** INPUT FOR THIS TASK follows **
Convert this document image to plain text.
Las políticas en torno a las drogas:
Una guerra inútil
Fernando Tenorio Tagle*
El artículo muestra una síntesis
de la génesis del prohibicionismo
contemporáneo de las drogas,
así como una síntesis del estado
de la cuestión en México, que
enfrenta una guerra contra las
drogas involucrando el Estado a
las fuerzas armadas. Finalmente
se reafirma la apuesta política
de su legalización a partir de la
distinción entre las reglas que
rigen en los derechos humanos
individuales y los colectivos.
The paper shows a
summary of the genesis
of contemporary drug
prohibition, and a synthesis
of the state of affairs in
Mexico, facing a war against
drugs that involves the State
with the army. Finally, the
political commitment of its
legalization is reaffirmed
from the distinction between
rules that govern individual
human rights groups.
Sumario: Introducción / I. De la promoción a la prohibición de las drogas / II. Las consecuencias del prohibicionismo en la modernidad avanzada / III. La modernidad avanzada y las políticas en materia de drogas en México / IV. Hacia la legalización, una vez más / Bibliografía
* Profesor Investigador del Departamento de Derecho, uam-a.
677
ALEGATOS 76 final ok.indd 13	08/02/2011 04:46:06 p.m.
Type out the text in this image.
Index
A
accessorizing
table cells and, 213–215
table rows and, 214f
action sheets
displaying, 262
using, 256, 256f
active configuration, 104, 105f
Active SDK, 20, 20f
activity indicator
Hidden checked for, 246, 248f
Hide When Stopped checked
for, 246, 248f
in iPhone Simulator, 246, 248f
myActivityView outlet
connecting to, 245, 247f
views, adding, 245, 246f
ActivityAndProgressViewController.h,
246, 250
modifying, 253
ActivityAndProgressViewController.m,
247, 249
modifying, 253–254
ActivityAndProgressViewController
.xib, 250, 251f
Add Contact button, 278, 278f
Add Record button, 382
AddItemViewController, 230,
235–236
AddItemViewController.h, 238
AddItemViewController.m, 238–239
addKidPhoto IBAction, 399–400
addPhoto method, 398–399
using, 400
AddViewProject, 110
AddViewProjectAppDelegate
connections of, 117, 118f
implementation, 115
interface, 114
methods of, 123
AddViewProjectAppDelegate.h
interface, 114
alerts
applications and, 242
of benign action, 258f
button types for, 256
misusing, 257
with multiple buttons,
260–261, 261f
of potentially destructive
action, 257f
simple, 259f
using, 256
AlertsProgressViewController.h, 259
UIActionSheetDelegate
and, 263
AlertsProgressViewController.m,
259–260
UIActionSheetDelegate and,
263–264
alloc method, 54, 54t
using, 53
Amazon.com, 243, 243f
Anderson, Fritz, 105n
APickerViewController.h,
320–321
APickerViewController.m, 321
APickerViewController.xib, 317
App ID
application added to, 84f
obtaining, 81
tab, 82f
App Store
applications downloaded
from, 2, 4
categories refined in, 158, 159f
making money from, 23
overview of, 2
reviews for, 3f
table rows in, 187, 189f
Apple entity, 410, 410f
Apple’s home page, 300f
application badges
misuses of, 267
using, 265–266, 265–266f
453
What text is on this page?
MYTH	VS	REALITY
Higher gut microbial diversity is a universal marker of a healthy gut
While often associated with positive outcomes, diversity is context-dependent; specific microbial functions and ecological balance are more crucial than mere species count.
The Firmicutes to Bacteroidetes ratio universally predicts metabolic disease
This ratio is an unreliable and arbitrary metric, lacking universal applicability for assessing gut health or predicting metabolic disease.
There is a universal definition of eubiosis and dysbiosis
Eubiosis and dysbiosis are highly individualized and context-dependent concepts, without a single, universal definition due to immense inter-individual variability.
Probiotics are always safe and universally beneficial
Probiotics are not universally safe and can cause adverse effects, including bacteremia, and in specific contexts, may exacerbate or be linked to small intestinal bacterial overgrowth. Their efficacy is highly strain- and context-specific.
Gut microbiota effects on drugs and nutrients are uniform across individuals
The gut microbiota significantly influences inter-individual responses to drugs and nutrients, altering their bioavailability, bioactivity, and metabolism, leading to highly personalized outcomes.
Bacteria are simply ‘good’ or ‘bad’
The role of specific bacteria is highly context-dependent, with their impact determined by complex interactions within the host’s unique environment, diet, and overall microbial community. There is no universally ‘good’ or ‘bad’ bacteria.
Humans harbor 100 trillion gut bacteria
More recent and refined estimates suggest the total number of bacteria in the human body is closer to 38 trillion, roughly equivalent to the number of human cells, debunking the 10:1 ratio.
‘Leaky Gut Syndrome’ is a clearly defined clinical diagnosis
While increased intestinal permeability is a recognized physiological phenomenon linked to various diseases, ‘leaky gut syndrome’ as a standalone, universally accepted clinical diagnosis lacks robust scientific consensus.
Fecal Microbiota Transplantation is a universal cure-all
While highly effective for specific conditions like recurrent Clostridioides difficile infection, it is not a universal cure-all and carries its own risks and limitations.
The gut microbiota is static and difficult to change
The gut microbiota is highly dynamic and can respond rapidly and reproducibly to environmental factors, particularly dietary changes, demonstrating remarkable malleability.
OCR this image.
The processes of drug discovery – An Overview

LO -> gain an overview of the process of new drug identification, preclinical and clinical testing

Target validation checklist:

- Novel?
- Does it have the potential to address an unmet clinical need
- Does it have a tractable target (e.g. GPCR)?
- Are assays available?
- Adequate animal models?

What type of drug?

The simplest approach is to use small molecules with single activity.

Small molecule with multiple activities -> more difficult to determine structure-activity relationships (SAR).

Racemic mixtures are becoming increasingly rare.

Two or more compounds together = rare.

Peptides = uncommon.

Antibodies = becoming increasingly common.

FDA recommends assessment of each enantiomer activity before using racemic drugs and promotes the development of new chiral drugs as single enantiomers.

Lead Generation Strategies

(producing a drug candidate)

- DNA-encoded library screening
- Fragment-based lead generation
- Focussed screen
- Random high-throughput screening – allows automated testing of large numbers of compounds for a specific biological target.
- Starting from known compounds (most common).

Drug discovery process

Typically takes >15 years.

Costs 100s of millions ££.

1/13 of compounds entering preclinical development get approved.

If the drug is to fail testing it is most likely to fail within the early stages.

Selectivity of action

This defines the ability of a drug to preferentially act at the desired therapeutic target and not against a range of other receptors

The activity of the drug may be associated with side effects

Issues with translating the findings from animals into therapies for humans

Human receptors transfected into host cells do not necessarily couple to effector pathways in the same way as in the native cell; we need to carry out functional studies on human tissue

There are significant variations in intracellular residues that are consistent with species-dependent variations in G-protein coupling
** End of INPUT FOR THIS TASK **
Pull every line that holds the string "species" out of the records.

**RESULT OF THE TASK:**
While often associated with positive outcomes, diversity is context-dependent; specific microbial functions and ecological balance are more crucial than mere species count.
There are significant variations in intracellular residues that are consistent with species-dependent variations in G-protein coupling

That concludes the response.